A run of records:
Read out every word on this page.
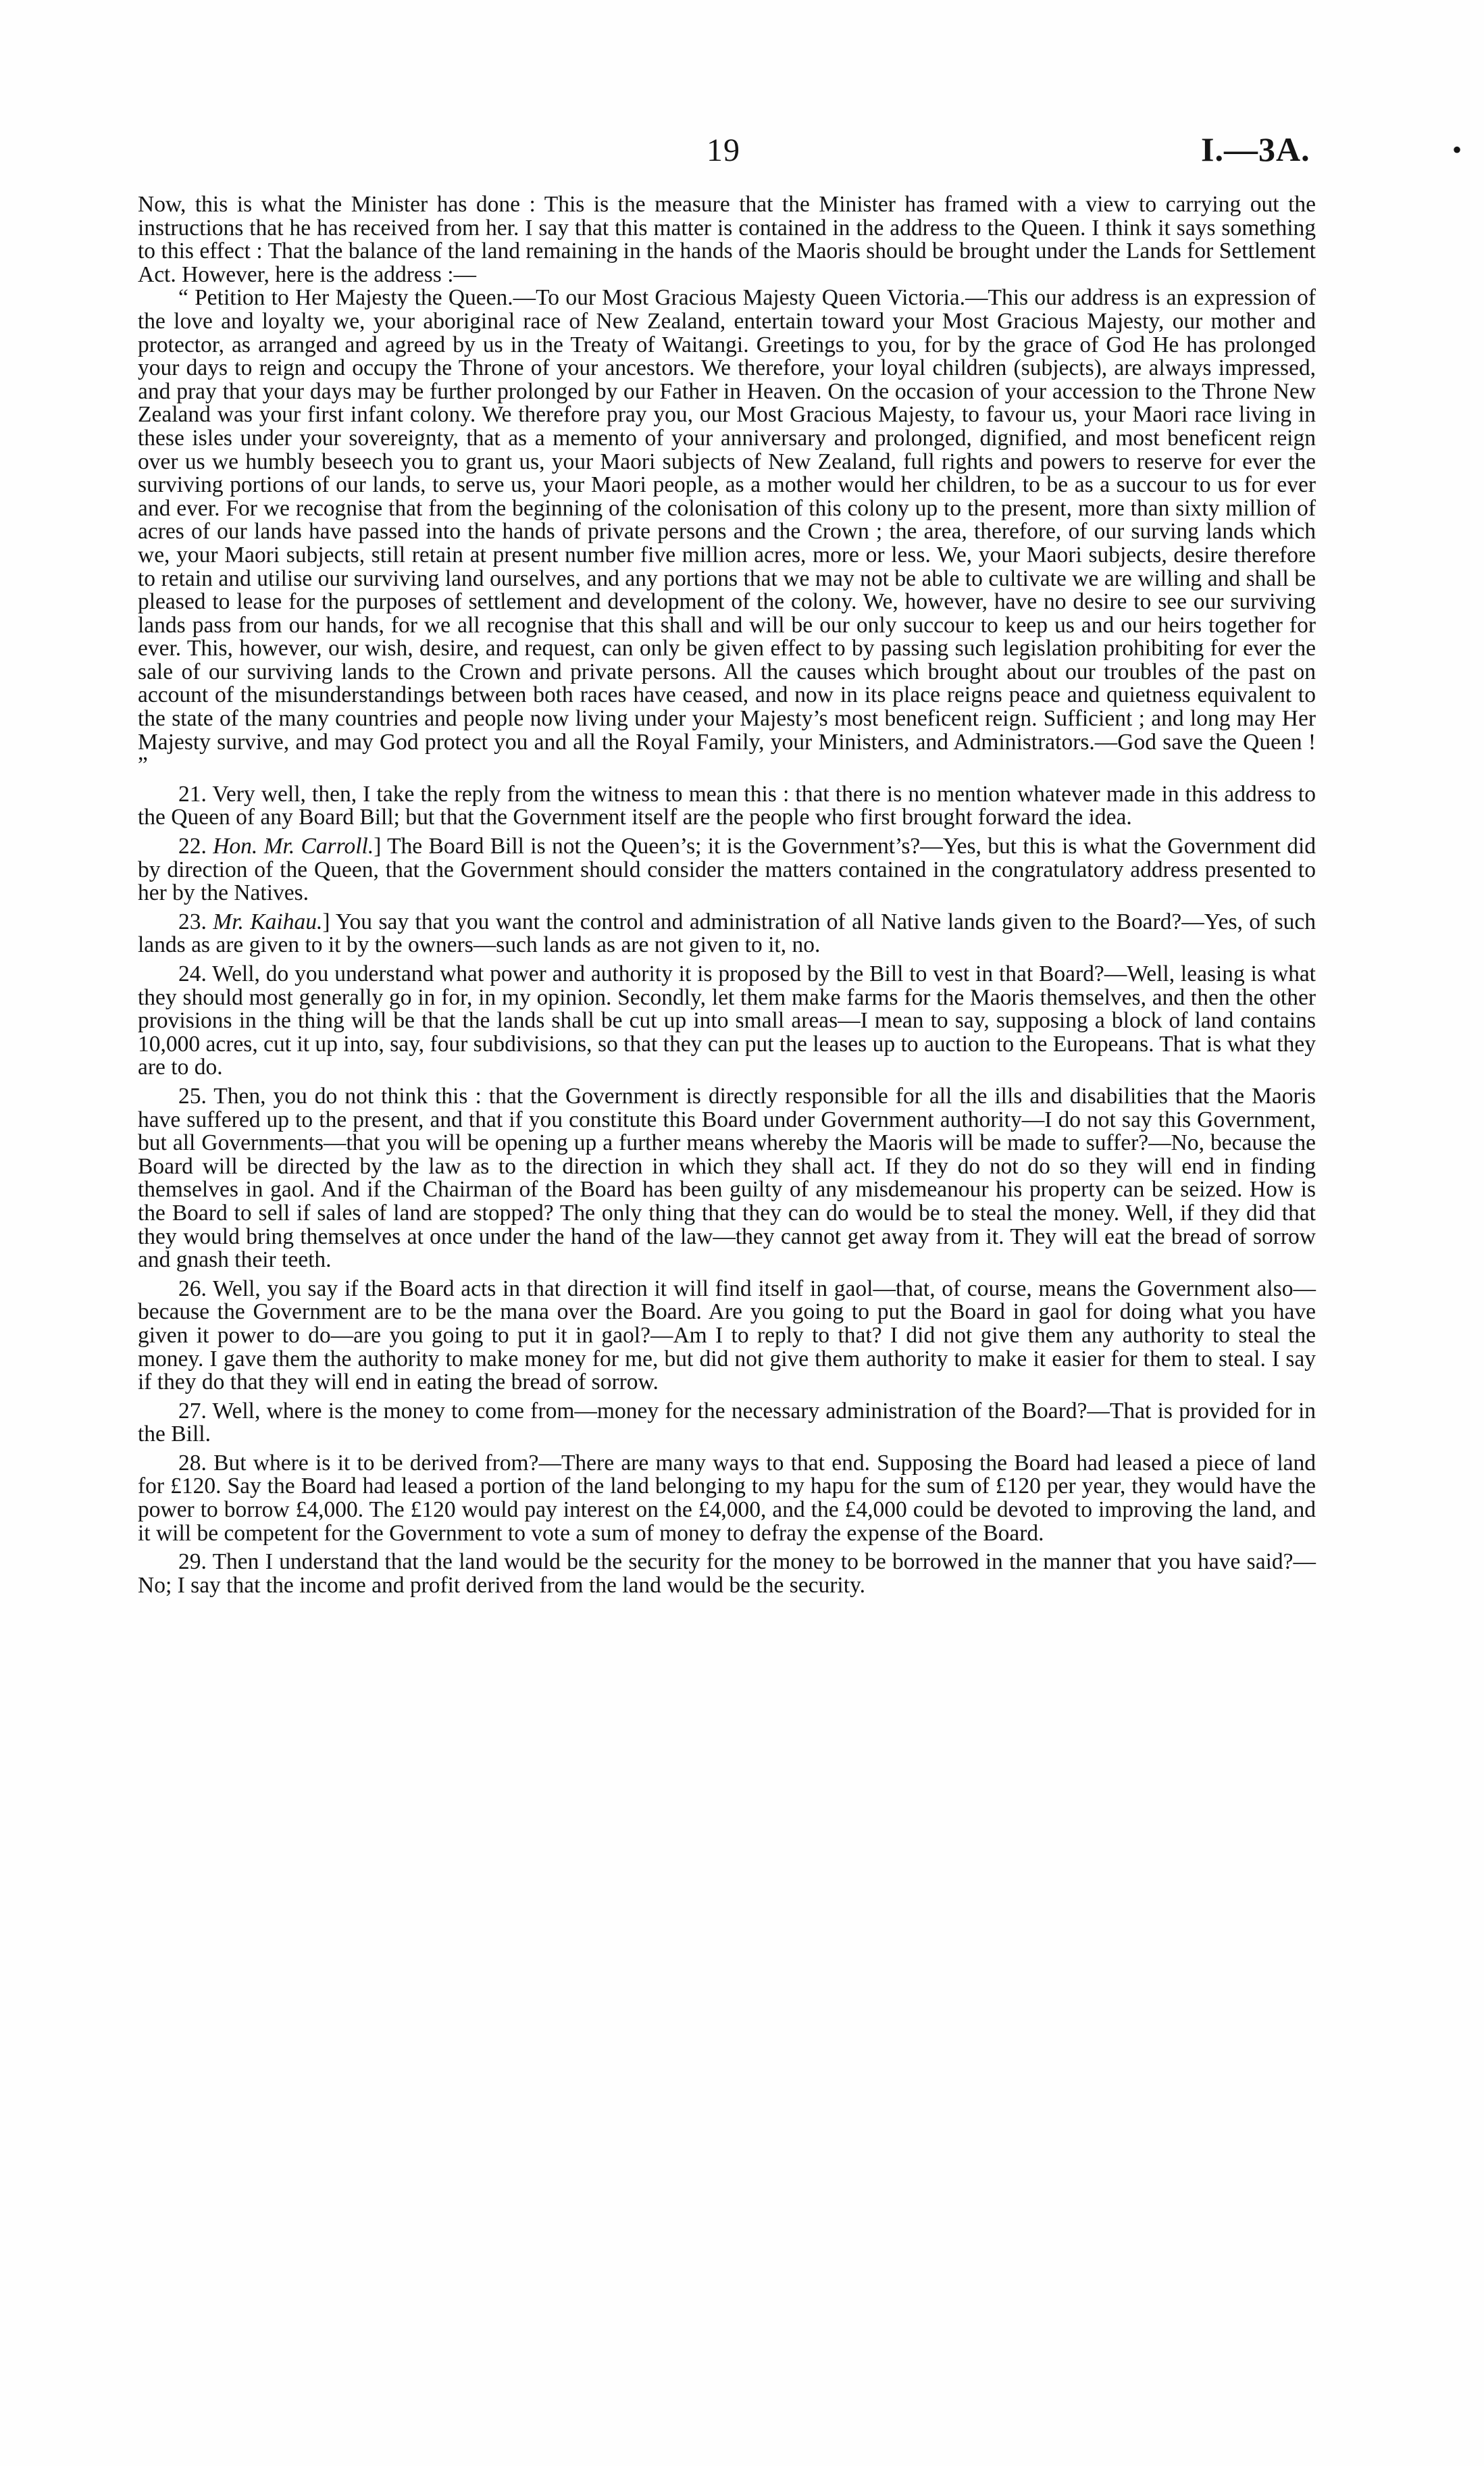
19	I.—3A.	•

Now, this is what the Minister has done : This is the measure that the Minister has framed with a view to carrying out the instructions that he has received from her. I say that this matter is contained in the address to the Queen. I think it says something to this effect : That the balance of the land remaining in the hands of the Maoris should be brought under the Lands for Settlement Act. However, here is the address :—

“ Petition to Her Majesty the Queen.—To our Most Gracious Majesty Queen Victoria.—This our address is an expression of the love and loyalty we, your aboriginal race of New Zealand, entertain toward your Most Gracious Majesty, our mother and protector, as arranged and agreed by us in the Treaty of Waitangi. Greetings to you, for by the grace of God He has prolonged your days to reign and occupy the Throne of your ancestors. We therefore, your loyal children (subjects), are always impressed, and pray that your days may be further prolonged by our Father in Heaven. On the occasion of your accession to the Throne New Zealand was your first infant colony. We therefore pray you, our Most Gracious Majesty, to favour us, your Maori race living in these isles under your sovereignty, that as a memento of your anniversary and prolonged, dignified, and most beneficent reign over us we humbly beseech you to grant us, your Maori subjects of New Zealand, full rights and powers to reserve for ever the surviving portions of our lands, to serve us, your Maori people, as a mother would her children, to be as a succour to us for ever and ever. For we recognise that from the beginning of the colonisation of this colony up to the present, more than sixty million of acres of our lands have passed into the hands of private persons and the Crown ; the area, therefore, of our surving lands which we, your Maori subjects, still retain at present number five million acres, more or less. We, your Maori subjects, desire therefore to retain and utilise our surviving land ourselves, and any portions that we may not be able to cultivate we are willing and shall be pleased to lease for the purposes of settlement and development of the colony. We, however, have no desire to see our surviving lands pass from our hands, for we all recognise that this shall and will be our only succour to keep us and our heirs together for ever. This, however, our wish, desire, and request, can only be given effect to by passing such legislation prohibiting for ever the sale of our surviving lands to the Crown and private persons. All the causes which brought about our troubles of the past on account of the misunderstandings between both races have ceased, and now in its place reigns peace and quietness equivalent to the state of the many countries and people now living under your Majesty’s most beneficent reign. Sufficient ; and long may Her Majesty survive, and may God protect you and all the Royal Family, your Ministers, and Administrators.—God save the Queen ! ”

21. Very well, then, I take the reply from the witness to mean this : that there is no mention whatever made in this address to the Queen of any Board Bill; but that the Government itself are the people who first brought forward the idea.

22. Hon. Mr. Carroll.] The Board Bill is not the Queen’s; it is the Government’s?—Yes, but this is what the Government did by direction of the Queen, that the Government should consider the matters contained in the congratulatory address presented to her by the Natives.

23. Mr. Kaihau.] You say that you want the control and administration of all Native lands given to the Board?—Yes, of such lands as are given to it by the owners—such lands as are not given to it, no.

24. Well, do you understand what power and authority it is proposed by the Bill to vest in that Board?—Well, leasing is what they should most generally go in for, in my opinion. Secondly, let them make farms for the Maoris themselves, and then the other provisions in the thing will be that the lands shall be cut up into small areas—I mean to say, supposing a block of land contains 10,000 acres, cut it up into, say, four subdivisions, so that they can put the leases up to auction to the Europeans. That is what they are to do.

25. Then, you do not think this : that the Government is directly responsible for all the ills and disabilities that the Maoris have suffered up to the present, and that if you constitute this Board under Government authority—I do not say this Government, but all Governments—that you will be opening up a further means whereby the Maoris will be made to suffer?—No, because the Board will be directed by the law as to the direction in which they shall act. If they do not do so they will end in finding themselves in gaol. And if the Chairman of the Board has been guilty of any misdemeanour his property can be seized. How is the Board to sell if sales of land are stopped? The only thing that they can do would be to steal the money. Well, if they did that they would bring themselves at once under the hand of the law—they cannot get away from it. They will eat the bread of sorrow and gnash their teeth.

26. Well, you say if the Board acts in that direction it will find itself in gaol—that, of course, means the Government also—because the Government are to be the mana over the Board. Are you going to put the Board in gaol for doing what you have given it power to do—are you going to put it in gaol?—Am I to reply to that? I did not give them any authority to steal the money. I gave them the authority to make money for me, but did not give them authority to make it easier for them to steal. I say if they do that they will end in eating the bread of sorrow.

27. Well, where is the money to come from—money for the necessary administration of the Board?—That is provided for in the Bill.

28. But where is it to be derived from?—There are many ways to that end. Supposing the Board had leased a piece of land for £120. Say the Board had leased a portion of the land belonging to my hapu for the sum of £120 per year, they would have the power to borrow £4,000. The £120 would pay interest on the £4,000, and the £4,000 could be devoted to improving the land, and it will be competent for the Government to vote a sum of money to defray the expense of the Board.

29. Then I understand that the land would be the security for the money to be borrowed in the manner that you have said?—No; I say that the income and profit derived from the land would be the security.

Goal:
The data above needs to be retyped exactly, with the images left out.

Exercise response:
Read out every word on this page.
19	I.—3A.	•

Now, this is what the Minister has done : This is the measure that the Minister has framed with a view to carrying out the instructions that he has received from her. I say that this matter is contained in the address to the Queen. I think it says something to this effect : That the balance of the land remaining in the hands of the Maoris should be brought under the Lands for Settlement Act. However, here is the address :—

“ Petition to Her Majesty the Queen.—To our Most Gracious Majesty Queen Victoria.—This our address is an expression of the love and loyalty we, your aboriginal race of New Zealand, entertain toward your Most Gracious Majesty, our mother and protector, as arranged and agreed by us in the Treaty of Waitangi. Greetings to you, for by the grace of God He has prolonged your days to reign and occupy the Throne of your ancestors. We therefore, your loyal children (subjects), are always impressed, and pray that your days may be further prolonged by our Father in Heaven. On the occasion of your accession to the Throne New Zealand was your first infant colony. We therefore pray you, our Most Gracious Majesty, to favour us, your Maori race living in these isles under your sovereignty, that as a memento of your anniversary and prolonged, dignified, and most beneficent reign over us we humbly beseech you to grant us, your Maori subjects of New Zealand, full rights and powers to reserve for ever the surviving portions of our lands, to serve us, your Maori people, as a mother would her children, to be as a succour to us for ever and ever. For we recognise that from the beginning of the colonisation of this colony up to the present, more than sixty million of acres of our lands have passed into the hands of private persons and the Crown ; the area, therefore, of our surving lands which we, your Maori subjects, still retain at present number five million acres, more or less. We, your Maori subjects, desire therefore to retain and utilise our surviving land ourselves, and any portions that we may not be able to cultivate we are willing and shall be pleased to lease for the purposes of settlement and development of the colony. We, however, have no desire to see our surviving lands pass from our hands, for we all recognise that this shall and will be our only succour to keep us and our heirs together for ever. This, however, our wish, desire, and request, can only be given effect to by passing such legislation prohibiting for ever the sale of our surviving lands to the Crown and private persons. All the causes which brought about our troubles of the past on account of the misunderstandings between both races have ceased, and now in its place reigns peace and quietness equivalent to the state of the many countries and people now living under your Majesty’s most beneficent reign. Sufficient ; and long may Her Majesty survive, and may God protect you and all the Royal Family, your Ministers, and Administrators.—God save the Queen ! ”

21. Very well, then, I take the reply from the witness to mean this : that there is no mention whatever made in this address to the Queen of any Board Bill; but that the Government itself are the people who first brought forward the idea.

22. Hon. Mr. Carroll.] The Board Bill is not the Queen’s; it is the Government’s?—Yes, but this is what the Government did by direction of the Queen, that the Government should consider the matters contained in the congratulatory address presented to her by the Natives.

23. Mr. Kaihau.] You say that you want the control and administration of all Native lands given to the Board?—Yes, of such lands as are given to it by the owners—such lands as are not given to it, no.

24. Well, do you understand what power and authority it is proposed by the Bill to vest in that Board?—Well, leasing is what they should most generally go in for, in my opinion. Secondly, let them make farms for the Maoris themselves, and then the other provisions in the thing will be that the lands shall be cut up into small areas—I mean to say, supposing a block of land contains 10,000 acres, cut it up into, say, four subdivisions, so that they can put the leases up to auction to the Europeans. That is what they are to do.

25. Then, you do not think this : that the Government is directly responsible for all the ills and disabilities that the Maoris have suffered up to the present, and that if you constitute this Board under Government authority—I do not say this Government, but all Governments—that you will be opening up a further means whereby the Maoris will be made to suffer?—No, because the Board will be directed by the law as to the direction in which they shall act. If they do not do so they will end in finding themselves in gaol. And if the Chairman of the Board has been guilty of any misdemeanour his property can be seized. How is the Board to sell if sales of land are stopped? The only thing that they can do would be to steal the money. Well, if they did that they would bring themselves at once under the hand of the law—they cannot get away from it. They will eat the bread of sorrow and gnash their teeth.

26. Well, you say if the Board acts in that direction it will find itself in gaol—that, of course, means the Government also—because the Government are to be the mana over the Board. Are you going to put the Board in gaol for doing what you have given it power to do—are you going to put it in gaol?—Am I to reply to that? I did not give them any authority to steal the money. I gave them the authority to make money for me, but did not give them authority to make it easier for them to steal. I say if they do that they will end in eating the bread of sorrow.

27. Well, where is the money to come from—money for the necessary administration of the Board?—That is provided for in the Bill.

28. But where is it to be derived from?—There are many ways to that end. Supposing the Board had leased a piece of land for £120. Say the Board had leased a portion of the land belonging to my hapu for the sum of £120 per year, they would have the power to borrow £4,000. The £120 would pay interest on the £4,000, and the £4,000 could be devoted to improving the land, and it will be competent for the Government to vote a sum of money to defray the expense of the Board.

29. Then I understand that the land would be the security for the money to be borrowed in the manner that you have said?—No; I say that the income and profit derived from the land would be the security.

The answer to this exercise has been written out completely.